=== WHAT THE TASK REQUIRES ===
Within the data below, state how many lines contain the string "dengan". Provide the number only.

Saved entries
::::

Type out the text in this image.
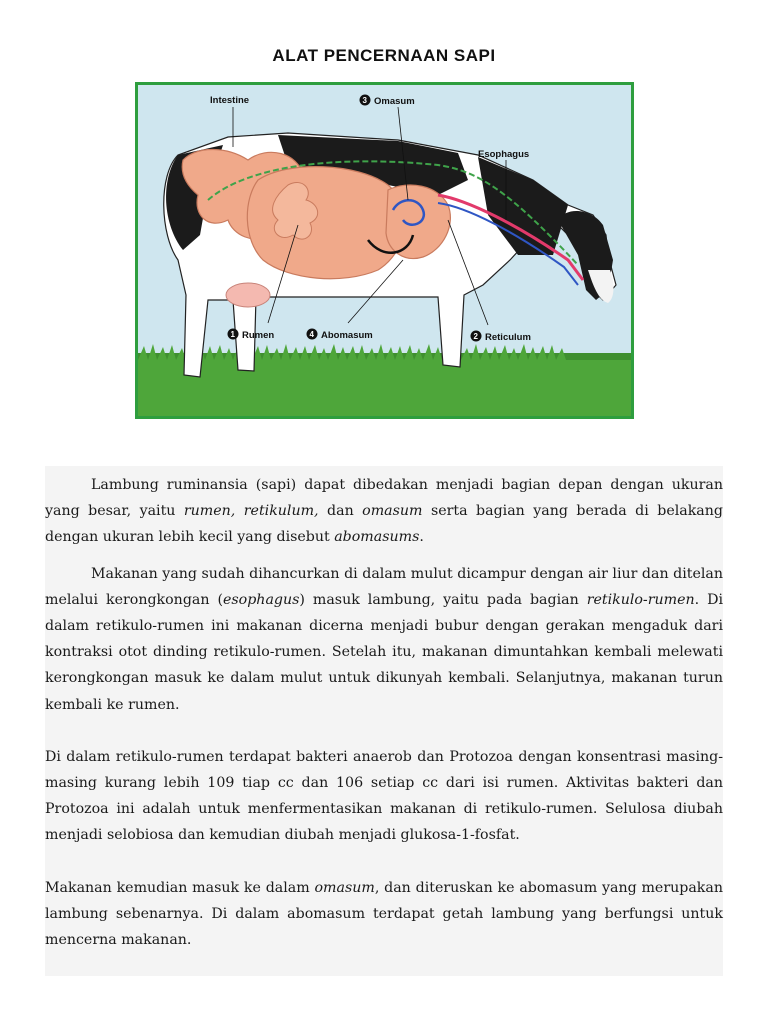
ALAT PENCERNAAN SAPI
Intestine	3 Omasum
Esophagus
1 Rumen	4 Abomasum	2 Reticulum

Lambung ruminansia (sapi) dapat dibedakan menjadi bagian depan dengan ukuran yang besar, yaitu rumen, retikulum, dan omasum serta bagian yang berada di belakang dengan ukuran lebih kecil yang disebut abomasums.

Makanan yang sudah dihancurkan di dalam mulut dicampur dengan air liur dan ditelan melalui kerongkongan (esophagus) masuk lambung, yaitu pada bagian retikulo-rumen. Di dalam retikulo-rumen ini makanan dicerna menjadi bubur dengan gerakan mengaduk dari kontraksi otot dinding retikulo-rumen. Setelah itu, makanan dimuntahkan kembali melewati kerongkongan masuk ke dalam mulut untuk dikunyah kembali. Selanjutnya, makanan turun kembali ke rumen.

Di dalam retikulo-rumen terdapat bakteri anaerob dan Protozoa dengan konsentrasi masing-masing kurang lebih 109 tiap cc dan 106 setiap cc dari isi rumen. Aktivitas bakteri dan Protozoa ini adalah untuk menfermentasikan makanan di retikulo-rumen. Selulosa diubah menjadi selobiosa dan kemudian diubah menjadi glukosa-1-fosfat.

Makanan kemudian masuk ke dalam omasum, dan diteruskan ke abomasum yang merupakan lambung sebenarnya. Di dalam abomasum terdapat getah lambung yang berfungsi untuk mencerna makanan.
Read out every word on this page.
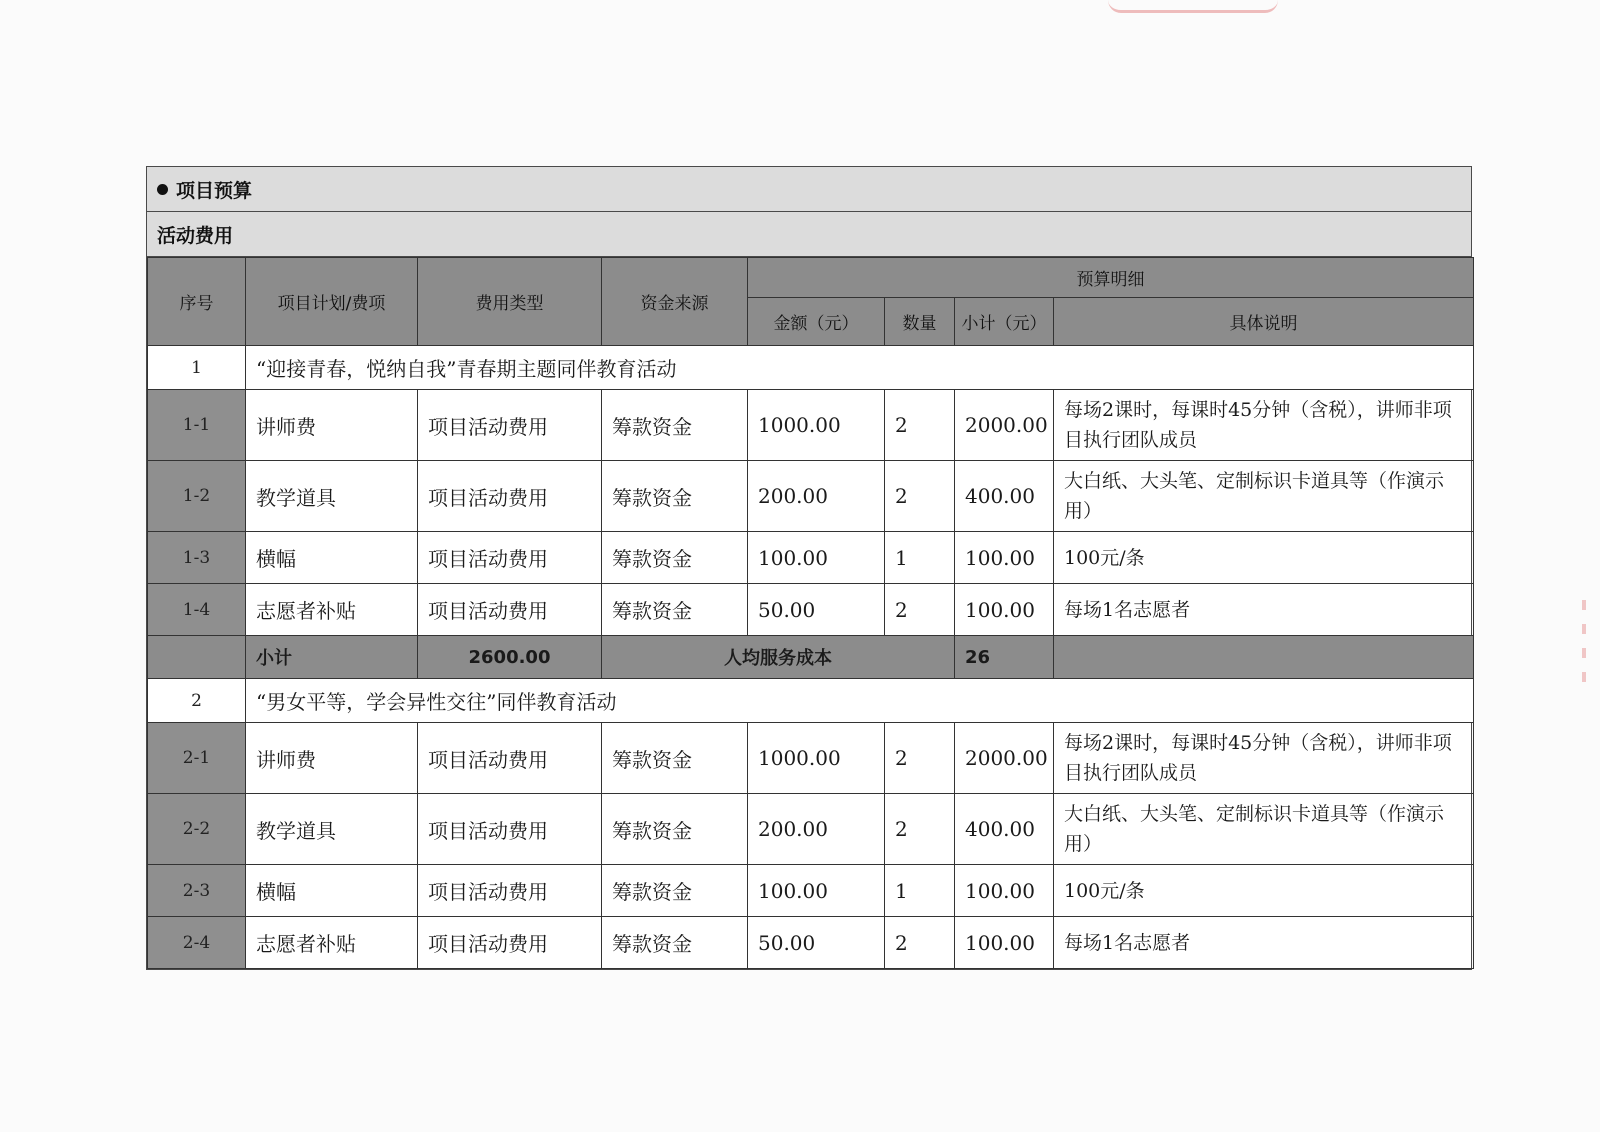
项目预算
活动费用
序号	项目计划/费项	费用类型	资金来源	预算明细			
				金额（元）	数量	小计（元）	具体说明
1	“迎接青春，悦纳自我”青春期主题同伴教育活动						
1-1	讲师费	项目活动费用	筹款资金	1000.00	2	2000.00	每场2课时，每课时45分钟（含税），讲师非项目执行团队成员
1-2	教学道具	项目活动费用	筹款资金	200.00	2	400.00	大白纸、大头笔、定制标识卡道具等（作演示用）
1-3	横幅	项目活动费用	筹款资金	100.00	1	100.00	100元/条
1-4	志愿者补贴	项目活动费用	筹款资金	50.00	2	100.00	每场1名志愿者
	小计	2600.00	人均服务成本			26	
2	“男女平等，学会异性交往”同伴教育活动						
2-1	讲师费	项目活动费用	筹款资金	1000.00	2	2000.00	每场2课时，每课时45分钟（含税），讲师非项目执行团队成员
2-2	教学道具	项目活动费用	筹款资金	200.00	2	400.00	大白纸、大头笔、定制标识卡道具等（作演示用）
2-3	横幅	项目活动费用	筹款资金	100.00	1	100.00	100元/条
2-4	志愿者补贴	项目活动费用	筹款资金	50.00	2	100.00	每场1名志愿者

::::

=== RESULT OF THE TASK ===
3